How many lines in the records below contain the word "JSON"? Answer with the number alone.

— Start INFORMATION GIVEN —

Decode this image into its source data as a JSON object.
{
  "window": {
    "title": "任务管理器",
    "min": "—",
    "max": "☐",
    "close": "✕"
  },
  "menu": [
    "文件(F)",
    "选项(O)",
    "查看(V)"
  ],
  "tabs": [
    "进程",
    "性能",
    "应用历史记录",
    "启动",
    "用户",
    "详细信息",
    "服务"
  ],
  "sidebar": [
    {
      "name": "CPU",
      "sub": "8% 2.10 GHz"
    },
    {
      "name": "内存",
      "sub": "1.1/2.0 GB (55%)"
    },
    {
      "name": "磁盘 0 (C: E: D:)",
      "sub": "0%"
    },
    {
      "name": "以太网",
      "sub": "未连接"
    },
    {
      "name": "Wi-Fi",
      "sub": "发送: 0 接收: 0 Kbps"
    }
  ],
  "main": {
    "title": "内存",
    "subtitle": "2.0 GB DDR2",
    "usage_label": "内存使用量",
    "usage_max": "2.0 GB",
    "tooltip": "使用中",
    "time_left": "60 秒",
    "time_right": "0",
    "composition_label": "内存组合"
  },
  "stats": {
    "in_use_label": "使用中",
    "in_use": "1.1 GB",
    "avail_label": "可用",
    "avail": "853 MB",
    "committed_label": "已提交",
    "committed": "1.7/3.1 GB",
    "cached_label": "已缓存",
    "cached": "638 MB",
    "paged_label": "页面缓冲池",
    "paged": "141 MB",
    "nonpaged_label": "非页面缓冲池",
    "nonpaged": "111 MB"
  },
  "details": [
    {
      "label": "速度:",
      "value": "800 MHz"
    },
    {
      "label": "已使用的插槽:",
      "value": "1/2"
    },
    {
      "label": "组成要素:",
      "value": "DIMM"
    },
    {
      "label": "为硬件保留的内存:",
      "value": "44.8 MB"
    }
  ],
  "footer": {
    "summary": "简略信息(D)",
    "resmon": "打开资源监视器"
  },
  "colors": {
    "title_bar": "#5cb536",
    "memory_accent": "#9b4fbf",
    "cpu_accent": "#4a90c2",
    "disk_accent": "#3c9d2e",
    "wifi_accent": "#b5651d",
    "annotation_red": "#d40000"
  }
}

— End INFORMATION GIVEN —
— Start INFORMATION GIVEN —

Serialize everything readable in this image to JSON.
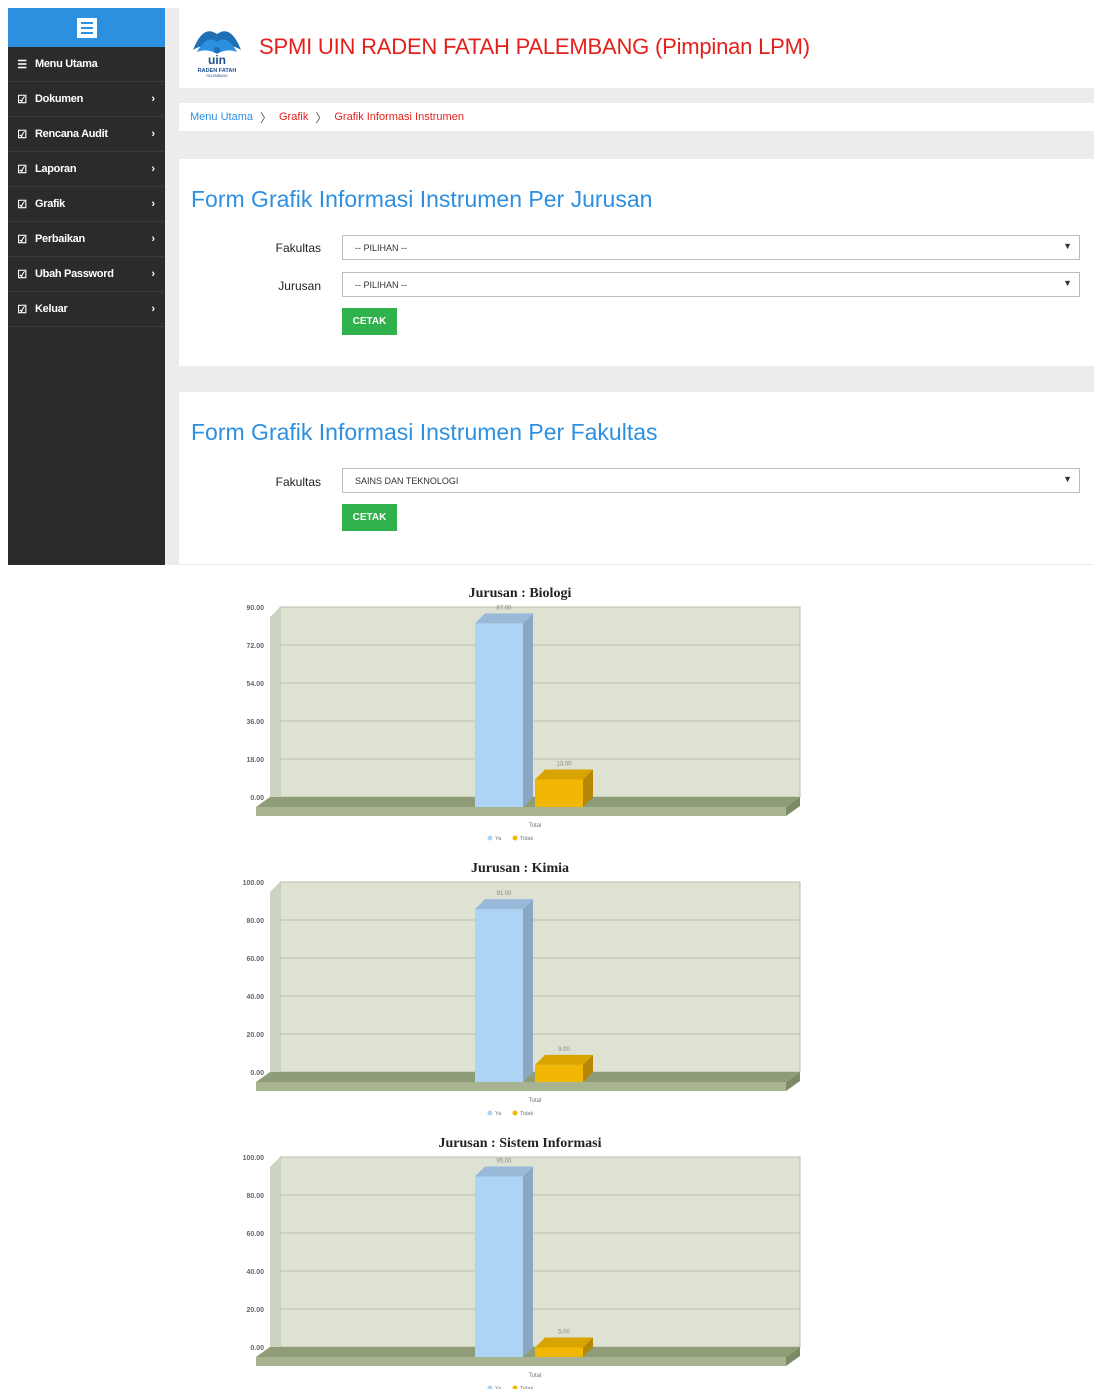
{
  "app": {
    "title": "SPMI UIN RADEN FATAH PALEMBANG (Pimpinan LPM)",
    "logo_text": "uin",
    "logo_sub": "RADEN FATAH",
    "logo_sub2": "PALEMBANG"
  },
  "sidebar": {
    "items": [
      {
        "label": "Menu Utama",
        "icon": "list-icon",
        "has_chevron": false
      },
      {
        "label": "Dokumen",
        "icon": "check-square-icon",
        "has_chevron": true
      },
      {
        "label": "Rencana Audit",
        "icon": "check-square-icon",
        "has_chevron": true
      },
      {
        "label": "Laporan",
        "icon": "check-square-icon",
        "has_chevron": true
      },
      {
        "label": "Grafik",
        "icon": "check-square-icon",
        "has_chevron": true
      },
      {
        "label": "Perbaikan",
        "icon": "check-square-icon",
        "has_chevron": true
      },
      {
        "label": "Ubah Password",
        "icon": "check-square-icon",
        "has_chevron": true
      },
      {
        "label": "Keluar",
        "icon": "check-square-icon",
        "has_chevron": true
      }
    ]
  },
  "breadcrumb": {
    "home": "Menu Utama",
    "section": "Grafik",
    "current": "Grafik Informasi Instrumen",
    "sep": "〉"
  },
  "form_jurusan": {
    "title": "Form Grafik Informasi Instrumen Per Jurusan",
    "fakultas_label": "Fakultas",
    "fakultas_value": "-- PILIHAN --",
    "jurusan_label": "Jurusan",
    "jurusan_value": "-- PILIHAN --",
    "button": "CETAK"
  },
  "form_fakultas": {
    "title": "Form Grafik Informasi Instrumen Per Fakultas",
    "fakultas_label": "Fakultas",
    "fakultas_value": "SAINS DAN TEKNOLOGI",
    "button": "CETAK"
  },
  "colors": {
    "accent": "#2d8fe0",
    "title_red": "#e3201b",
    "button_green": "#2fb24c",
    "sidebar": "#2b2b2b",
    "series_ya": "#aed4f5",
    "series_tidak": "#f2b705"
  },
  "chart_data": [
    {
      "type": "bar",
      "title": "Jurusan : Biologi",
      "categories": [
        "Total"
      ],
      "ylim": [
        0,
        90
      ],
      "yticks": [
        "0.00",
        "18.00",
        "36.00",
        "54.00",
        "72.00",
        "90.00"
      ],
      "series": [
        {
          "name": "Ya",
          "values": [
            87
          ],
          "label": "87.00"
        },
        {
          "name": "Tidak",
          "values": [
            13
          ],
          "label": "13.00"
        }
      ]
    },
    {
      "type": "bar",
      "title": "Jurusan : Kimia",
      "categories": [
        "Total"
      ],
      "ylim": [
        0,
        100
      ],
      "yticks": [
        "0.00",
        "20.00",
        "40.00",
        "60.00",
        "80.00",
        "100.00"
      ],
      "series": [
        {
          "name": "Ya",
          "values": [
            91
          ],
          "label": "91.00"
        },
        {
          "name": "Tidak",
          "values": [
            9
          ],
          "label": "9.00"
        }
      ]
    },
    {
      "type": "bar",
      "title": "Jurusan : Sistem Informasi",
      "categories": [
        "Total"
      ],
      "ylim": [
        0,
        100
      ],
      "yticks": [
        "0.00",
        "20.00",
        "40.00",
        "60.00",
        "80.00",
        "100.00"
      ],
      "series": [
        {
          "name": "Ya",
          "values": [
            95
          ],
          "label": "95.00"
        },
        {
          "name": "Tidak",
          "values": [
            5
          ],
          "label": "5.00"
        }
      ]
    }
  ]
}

— End INFORMATION GIVEN —

RESULT
2